Given exercise
Pick out each line containing the string "value".

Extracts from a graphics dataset
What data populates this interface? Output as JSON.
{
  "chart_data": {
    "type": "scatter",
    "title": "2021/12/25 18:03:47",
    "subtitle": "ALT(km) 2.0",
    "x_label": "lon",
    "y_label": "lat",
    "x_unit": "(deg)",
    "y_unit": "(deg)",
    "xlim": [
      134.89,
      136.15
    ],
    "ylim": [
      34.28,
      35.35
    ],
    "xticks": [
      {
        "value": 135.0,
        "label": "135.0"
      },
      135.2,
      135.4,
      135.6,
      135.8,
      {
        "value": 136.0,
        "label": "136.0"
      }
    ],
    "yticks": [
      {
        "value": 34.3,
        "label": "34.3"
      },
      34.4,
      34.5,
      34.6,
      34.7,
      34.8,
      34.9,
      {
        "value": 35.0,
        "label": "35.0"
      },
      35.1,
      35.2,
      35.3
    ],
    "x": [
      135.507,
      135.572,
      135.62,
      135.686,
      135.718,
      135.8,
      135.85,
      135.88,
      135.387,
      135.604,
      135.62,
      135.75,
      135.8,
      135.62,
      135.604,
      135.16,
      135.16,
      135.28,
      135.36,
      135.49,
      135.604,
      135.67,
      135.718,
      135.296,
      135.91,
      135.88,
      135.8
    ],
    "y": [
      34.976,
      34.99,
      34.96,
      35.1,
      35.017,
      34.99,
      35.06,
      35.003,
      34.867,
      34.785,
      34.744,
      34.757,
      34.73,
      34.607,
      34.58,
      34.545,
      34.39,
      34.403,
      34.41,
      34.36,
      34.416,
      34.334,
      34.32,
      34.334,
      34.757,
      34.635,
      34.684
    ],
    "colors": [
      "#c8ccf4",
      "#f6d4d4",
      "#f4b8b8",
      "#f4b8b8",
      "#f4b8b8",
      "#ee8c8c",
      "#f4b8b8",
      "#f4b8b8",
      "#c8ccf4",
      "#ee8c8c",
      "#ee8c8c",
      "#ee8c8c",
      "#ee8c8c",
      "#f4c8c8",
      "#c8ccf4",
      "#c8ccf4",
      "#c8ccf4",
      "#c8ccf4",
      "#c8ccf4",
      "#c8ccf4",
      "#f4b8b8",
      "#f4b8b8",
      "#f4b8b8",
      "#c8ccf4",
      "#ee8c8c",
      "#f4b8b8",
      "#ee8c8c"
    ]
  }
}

Answer for this exercise
        "value": 135.0,
        "value": 136.0,
        "value": 34.3,
        "value": 35.0,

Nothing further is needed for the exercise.